Directive:
Locate each line in the records containing "kind". Copy it.

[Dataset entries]
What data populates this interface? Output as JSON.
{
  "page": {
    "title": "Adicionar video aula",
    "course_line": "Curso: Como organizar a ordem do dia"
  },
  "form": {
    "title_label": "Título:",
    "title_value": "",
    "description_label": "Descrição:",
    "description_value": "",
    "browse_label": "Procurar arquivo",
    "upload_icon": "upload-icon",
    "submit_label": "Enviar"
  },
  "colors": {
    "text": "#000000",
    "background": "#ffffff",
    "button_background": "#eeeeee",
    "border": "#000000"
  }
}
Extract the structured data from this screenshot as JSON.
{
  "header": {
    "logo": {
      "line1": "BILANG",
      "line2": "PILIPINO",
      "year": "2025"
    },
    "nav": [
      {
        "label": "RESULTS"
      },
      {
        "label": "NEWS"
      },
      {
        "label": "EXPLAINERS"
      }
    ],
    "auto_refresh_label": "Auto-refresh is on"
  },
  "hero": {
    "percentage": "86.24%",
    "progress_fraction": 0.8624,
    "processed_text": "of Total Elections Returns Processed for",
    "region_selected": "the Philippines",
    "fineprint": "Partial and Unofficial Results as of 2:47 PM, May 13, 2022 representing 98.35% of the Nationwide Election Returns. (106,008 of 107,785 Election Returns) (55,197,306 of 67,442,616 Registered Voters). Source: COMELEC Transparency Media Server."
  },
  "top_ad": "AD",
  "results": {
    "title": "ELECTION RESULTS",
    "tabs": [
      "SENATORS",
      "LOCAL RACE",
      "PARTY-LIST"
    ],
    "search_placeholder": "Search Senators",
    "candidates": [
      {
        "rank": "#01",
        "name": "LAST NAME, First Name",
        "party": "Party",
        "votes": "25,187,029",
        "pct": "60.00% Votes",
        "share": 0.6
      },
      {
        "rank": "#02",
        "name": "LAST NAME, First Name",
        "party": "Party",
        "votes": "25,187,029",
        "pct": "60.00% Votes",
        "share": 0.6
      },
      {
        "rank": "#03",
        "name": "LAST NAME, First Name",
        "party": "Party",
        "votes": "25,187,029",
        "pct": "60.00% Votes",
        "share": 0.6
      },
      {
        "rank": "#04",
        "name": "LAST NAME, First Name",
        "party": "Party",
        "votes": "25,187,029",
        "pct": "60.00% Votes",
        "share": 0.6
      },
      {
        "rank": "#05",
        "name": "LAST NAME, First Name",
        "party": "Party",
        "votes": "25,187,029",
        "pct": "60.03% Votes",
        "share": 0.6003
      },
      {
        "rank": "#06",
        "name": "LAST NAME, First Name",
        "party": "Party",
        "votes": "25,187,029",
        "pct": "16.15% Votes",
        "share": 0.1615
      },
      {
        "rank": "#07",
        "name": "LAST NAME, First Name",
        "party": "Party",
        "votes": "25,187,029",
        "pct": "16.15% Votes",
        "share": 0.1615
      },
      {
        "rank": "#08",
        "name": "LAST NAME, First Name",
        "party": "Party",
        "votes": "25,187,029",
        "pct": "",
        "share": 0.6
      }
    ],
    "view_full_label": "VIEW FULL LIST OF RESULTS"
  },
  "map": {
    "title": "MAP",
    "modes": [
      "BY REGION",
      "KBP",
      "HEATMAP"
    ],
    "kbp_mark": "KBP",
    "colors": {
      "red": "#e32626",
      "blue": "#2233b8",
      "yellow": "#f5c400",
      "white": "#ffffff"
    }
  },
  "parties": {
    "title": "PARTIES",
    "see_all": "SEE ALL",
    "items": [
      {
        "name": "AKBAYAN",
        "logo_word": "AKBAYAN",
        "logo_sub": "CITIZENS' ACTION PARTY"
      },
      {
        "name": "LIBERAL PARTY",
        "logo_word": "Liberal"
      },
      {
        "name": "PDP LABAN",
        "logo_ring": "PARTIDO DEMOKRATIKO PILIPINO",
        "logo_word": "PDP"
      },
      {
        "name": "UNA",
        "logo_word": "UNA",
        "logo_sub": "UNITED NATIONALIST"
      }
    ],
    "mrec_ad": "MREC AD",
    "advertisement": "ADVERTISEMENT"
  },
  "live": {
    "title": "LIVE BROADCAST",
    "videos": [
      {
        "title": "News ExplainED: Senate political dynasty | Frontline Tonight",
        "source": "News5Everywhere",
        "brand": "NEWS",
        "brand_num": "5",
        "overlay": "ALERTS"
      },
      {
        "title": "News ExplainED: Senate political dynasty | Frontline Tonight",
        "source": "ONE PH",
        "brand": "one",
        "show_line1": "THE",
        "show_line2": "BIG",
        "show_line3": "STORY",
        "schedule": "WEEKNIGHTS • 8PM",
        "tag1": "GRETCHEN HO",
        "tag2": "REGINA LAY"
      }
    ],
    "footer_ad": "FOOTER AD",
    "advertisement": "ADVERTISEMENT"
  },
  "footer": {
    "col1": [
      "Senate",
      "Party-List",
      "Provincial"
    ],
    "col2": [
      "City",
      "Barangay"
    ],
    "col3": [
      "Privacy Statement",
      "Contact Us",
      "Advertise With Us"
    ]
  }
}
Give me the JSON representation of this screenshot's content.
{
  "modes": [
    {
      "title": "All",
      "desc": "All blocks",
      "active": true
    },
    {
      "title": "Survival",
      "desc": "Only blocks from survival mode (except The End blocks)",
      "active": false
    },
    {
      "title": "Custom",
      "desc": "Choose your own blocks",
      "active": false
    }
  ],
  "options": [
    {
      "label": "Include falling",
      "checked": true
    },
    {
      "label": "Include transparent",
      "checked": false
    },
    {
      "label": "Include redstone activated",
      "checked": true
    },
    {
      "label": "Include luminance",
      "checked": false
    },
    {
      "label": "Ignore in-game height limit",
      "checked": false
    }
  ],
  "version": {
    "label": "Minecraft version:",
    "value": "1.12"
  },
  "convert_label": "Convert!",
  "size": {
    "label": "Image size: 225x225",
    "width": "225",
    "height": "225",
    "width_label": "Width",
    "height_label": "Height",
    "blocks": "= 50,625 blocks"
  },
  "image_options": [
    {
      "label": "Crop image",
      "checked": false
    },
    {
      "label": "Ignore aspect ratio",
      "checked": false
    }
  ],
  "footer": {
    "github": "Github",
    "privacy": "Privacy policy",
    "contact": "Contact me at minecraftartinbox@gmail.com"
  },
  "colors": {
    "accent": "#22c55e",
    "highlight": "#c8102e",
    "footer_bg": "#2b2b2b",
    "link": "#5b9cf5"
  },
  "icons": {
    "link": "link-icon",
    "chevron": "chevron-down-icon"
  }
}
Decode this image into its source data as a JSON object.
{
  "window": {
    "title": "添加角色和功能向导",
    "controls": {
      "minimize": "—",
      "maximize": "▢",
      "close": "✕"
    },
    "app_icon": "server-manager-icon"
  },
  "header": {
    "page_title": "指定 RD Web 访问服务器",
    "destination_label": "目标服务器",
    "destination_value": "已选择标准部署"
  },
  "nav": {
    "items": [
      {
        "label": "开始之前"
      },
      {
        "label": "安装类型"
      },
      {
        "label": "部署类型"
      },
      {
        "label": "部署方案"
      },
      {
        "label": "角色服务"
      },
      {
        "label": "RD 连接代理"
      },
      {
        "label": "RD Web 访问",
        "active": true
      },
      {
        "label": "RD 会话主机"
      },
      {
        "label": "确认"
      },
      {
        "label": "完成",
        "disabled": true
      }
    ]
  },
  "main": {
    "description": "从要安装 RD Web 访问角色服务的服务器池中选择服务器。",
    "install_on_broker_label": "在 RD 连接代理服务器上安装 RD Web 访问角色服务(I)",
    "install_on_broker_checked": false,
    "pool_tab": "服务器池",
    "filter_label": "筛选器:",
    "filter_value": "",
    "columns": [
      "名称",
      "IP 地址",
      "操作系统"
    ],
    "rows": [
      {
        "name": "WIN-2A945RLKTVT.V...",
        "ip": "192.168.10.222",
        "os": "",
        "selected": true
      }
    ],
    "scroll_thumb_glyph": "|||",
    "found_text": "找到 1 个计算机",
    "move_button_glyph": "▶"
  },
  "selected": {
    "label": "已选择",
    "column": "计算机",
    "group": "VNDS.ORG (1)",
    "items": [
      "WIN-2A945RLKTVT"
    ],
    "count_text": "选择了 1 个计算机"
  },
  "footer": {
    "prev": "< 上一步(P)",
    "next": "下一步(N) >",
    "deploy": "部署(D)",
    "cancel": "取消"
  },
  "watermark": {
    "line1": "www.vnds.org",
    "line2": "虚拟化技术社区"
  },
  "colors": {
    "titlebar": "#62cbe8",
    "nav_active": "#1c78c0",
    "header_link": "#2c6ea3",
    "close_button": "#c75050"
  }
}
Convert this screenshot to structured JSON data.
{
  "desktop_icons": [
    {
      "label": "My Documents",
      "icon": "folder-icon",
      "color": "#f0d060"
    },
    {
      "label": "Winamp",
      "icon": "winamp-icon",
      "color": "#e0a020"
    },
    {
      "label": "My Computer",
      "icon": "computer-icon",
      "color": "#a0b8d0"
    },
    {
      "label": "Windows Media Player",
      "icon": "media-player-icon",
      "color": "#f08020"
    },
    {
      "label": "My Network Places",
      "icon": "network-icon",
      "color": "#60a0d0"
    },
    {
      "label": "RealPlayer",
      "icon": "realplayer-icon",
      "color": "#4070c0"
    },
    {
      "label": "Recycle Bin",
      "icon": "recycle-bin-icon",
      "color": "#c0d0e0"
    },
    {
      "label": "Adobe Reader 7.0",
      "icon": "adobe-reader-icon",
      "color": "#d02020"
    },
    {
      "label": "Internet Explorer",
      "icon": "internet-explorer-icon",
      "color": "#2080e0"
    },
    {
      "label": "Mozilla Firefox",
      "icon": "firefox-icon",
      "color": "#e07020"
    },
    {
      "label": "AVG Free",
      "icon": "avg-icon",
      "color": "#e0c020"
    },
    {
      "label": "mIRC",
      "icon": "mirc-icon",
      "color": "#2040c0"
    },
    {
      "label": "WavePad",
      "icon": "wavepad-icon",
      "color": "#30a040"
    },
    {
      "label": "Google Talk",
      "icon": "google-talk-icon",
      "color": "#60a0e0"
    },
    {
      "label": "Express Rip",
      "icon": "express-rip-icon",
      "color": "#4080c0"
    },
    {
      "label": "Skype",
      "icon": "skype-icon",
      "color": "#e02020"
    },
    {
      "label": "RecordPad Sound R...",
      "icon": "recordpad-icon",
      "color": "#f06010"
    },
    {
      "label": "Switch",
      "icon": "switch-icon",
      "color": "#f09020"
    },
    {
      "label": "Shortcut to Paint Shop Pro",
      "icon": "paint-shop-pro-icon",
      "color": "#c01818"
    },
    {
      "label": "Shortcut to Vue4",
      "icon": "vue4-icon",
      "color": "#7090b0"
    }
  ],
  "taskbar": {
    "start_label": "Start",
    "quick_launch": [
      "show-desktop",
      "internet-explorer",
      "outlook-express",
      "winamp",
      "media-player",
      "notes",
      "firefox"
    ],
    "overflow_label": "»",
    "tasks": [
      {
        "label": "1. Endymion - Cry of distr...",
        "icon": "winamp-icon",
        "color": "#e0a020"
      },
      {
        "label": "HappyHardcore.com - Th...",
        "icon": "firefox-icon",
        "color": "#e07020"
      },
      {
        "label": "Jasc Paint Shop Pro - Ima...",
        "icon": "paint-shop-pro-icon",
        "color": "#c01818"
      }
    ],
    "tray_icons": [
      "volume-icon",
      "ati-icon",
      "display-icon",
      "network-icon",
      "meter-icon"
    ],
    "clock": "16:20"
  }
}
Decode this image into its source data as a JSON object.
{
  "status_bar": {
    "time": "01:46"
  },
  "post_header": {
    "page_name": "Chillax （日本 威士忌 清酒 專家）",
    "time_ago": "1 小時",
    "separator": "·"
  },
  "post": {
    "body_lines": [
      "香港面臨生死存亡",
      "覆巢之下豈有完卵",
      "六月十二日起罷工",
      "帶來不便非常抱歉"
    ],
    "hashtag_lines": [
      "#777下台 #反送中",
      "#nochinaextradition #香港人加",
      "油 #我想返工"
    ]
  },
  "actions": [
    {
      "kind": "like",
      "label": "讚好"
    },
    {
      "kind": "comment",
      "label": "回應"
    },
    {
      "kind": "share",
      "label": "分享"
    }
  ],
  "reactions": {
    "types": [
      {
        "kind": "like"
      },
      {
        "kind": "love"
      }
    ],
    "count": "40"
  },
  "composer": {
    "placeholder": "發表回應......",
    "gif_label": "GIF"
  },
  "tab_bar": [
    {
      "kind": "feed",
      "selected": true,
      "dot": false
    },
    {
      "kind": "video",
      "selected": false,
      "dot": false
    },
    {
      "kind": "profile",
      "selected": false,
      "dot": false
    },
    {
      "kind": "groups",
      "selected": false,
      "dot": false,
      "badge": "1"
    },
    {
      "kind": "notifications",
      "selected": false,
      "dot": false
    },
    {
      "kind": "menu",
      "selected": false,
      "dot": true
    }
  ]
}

Full output:
      "kind": "like",
      "kind": "comment",
      "kind": "share",
        "kind": "like"
        "kind": "love"
      "kind": "feed",
      "kind": "video",
      "kind": "profile",
      "kind": "groups",
      "kind": "notifications",
      "kind": "menu",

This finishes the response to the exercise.